** START OF Dataset content **

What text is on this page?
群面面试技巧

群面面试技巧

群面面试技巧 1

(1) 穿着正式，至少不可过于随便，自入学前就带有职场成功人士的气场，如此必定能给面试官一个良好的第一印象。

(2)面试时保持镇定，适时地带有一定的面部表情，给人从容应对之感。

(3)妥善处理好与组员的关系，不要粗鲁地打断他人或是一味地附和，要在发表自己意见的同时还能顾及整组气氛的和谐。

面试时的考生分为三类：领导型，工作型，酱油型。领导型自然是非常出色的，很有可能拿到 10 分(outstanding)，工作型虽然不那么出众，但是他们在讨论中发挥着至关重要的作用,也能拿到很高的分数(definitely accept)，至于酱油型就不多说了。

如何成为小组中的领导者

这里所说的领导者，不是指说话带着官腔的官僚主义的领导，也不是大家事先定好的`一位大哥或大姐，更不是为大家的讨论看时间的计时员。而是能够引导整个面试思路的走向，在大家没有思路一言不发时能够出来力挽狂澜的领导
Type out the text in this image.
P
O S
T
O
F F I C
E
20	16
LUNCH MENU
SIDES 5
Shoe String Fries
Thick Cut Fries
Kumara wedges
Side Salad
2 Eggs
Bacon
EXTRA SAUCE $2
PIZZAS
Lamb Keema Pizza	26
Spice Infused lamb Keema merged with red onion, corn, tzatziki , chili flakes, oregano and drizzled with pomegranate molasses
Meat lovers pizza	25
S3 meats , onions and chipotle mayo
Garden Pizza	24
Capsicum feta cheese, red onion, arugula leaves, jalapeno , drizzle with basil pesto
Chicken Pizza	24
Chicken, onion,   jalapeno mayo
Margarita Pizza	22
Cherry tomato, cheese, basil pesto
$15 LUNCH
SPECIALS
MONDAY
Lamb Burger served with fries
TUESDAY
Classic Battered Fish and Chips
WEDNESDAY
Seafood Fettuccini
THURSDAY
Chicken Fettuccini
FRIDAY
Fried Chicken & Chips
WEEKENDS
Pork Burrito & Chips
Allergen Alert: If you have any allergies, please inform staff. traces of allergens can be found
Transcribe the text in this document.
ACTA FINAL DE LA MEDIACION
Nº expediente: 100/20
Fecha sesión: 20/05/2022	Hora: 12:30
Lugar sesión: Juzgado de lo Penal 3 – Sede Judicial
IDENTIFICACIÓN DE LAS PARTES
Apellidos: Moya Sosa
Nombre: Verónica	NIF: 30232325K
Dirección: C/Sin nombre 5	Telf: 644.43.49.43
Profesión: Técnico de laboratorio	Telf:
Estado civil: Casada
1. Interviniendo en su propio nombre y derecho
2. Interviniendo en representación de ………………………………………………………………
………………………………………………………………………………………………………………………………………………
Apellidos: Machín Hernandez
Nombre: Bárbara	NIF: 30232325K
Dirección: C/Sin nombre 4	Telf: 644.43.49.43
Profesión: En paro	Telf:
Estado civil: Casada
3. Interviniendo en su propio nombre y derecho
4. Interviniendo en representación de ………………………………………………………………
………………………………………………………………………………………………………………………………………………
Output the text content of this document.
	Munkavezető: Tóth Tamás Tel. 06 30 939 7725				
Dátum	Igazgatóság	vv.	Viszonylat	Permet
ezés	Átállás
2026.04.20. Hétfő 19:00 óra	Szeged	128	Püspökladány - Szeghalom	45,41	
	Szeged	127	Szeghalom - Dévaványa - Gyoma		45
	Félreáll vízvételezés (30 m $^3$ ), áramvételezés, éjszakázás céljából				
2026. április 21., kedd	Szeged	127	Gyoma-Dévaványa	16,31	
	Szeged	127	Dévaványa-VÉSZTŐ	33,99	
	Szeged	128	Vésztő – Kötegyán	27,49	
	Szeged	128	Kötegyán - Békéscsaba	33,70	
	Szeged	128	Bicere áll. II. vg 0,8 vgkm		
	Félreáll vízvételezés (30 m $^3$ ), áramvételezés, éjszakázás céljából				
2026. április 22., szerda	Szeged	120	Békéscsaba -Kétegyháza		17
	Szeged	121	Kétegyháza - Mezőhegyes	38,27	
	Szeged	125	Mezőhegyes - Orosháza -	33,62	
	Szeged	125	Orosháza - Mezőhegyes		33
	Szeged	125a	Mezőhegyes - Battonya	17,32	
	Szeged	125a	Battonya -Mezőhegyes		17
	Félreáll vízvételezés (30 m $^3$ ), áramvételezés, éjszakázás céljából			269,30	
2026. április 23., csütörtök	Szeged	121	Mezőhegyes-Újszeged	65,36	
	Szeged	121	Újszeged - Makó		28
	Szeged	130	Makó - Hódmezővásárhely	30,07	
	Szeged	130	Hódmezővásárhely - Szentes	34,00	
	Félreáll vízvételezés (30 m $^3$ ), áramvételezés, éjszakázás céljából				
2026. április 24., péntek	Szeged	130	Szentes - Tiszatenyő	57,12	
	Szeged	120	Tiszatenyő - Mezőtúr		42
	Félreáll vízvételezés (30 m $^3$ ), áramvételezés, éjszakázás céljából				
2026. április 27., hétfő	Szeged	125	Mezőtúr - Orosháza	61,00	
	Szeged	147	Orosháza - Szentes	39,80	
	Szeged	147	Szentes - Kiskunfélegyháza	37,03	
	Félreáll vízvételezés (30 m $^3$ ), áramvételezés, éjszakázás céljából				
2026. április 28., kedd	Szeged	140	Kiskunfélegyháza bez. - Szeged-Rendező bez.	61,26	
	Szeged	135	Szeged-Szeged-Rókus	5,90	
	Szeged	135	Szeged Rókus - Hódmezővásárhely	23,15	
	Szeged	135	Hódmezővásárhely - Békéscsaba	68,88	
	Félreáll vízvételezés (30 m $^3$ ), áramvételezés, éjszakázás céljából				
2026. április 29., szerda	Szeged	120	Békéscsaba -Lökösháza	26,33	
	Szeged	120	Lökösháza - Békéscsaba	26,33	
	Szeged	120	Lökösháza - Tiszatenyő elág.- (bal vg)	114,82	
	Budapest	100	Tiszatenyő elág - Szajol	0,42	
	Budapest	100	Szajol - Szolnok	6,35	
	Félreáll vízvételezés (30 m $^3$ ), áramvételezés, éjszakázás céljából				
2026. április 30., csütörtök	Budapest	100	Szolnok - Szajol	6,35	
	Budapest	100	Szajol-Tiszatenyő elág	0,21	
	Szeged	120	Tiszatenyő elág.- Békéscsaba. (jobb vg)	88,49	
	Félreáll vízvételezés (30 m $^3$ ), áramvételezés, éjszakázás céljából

** END OF Dataset content **

Challenge: Pull out every line of the entries that includes the word "jalapeno".

Task answer:
Capsicum feta cheese, red onion, arugula leaves, jalapeno , drizzle with basil pesto
Chicken, onion,   jalapeno mayo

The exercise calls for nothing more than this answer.